┌──

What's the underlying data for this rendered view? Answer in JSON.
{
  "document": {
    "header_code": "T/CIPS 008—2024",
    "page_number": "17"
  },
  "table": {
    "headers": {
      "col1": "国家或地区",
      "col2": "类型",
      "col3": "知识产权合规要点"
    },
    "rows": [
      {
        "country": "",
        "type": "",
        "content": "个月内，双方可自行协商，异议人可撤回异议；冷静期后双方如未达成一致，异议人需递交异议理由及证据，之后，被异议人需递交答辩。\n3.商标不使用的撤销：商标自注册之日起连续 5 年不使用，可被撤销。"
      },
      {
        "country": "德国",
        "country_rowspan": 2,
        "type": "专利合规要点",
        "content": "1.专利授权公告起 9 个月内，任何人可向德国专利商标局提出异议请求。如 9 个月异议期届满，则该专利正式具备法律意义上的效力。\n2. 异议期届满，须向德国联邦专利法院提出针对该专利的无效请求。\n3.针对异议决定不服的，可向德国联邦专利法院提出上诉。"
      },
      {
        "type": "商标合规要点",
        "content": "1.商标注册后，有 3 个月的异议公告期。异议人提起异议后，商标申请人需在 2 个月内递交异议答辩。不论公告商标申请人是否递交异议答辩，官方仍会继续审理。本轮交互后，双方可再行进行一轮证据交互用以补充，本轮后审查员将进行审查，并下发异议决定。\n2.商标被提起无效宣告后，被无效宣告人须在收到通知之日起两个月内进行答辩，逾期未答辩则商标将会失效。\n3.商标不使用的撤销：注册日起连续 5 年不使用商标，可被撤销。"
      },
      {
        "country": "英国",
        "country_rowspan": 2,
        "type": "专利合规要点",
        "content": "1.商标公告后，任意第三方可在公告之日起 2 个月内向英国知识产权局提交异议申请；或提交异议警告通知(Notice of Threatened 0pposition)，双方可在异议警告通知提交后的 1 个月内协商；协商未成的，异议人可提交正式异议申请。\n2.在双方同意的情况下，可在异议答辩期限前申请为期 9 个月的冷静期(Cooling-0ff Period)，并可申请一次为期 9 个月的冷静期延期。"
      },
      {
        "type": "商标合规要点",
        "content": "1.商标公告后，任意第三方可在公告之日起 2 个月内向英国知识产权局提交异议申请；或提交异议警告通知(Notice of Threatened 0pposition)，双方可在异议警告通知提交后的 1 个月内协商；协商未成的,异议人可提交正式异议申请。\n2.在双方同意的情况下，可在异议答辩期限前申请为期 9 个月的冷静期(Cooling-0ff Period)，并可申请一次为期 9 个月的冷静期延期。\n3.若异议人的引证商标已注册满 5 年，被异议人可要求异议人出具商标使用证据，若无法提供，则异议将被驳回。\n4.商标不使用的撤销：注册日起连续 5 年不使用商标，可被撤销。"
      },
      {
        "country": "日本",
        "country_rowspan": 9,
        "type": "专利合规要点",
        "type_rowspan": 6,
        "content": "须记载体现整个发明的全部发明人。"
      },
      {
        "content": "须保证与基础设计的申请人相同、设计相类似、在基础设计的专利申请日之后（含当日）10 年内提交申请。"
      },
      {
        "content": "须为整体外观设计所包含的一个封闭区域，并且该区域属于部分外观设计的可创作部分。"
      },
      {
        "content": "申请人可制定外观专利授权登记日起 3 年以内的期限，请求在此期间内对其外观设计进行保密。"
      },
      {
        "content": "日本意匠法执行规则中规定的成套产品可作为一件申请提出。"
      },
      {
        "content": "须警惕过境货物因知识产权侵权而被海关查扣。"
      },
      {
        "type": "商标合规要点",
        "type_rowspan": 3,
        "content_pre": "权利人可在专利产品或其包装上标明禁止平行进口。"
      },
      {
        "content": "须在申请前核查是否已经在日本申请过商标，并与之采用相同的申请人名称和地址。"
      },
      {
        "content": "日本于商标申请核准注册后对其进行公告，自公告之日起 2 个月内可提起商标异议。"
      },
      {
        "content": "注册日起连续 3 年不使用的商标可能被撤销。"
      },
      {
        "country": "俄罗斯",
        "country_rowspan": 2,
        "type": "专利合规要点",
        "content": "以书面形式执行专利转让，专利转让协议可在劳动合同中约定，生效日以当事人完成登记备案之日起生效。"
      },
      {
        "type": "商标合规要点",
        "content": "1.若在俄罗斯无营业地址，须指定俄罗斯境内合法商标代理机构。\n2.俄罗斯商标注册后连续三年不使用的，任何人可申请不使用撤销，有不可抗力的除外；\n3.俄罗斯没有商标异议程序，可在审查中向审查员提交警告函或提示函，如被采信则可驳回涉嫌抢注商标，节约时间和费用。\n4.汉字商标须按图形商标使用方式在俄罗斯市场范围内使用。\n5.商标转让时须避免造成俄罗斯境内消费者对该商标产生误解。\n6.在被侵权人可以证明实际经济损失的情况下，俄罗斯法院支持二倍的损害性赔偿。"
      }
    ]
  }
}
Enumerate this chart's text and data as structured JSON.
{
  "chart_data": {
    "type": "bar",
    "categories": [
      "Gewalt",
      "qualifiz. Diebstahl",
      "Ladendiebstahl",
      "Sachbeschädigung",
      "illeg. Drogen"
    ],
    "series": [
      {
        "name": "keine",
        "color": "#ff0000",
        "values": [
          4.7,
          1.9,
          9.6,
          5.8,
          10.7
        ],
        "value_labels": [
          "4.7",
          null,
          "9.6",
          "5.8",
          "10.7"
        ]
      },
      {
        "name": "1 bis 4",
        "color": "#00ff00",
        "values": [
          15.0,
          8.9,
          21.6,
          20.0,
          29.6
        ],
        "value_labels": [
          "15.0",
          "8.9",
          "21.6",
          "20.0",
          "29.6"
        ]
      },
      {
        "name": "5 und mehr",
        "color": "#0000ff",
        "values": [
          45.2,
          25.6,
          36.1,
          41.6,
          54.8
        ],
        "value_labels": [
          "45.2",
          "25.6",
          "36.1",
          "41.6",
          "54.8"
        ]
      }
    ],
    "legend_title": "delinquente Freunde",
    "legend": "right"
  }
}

└──

**TASK STATEMENT:** State how many lines include the string "this", and nothing more.

**TASK RESPONSE:** 2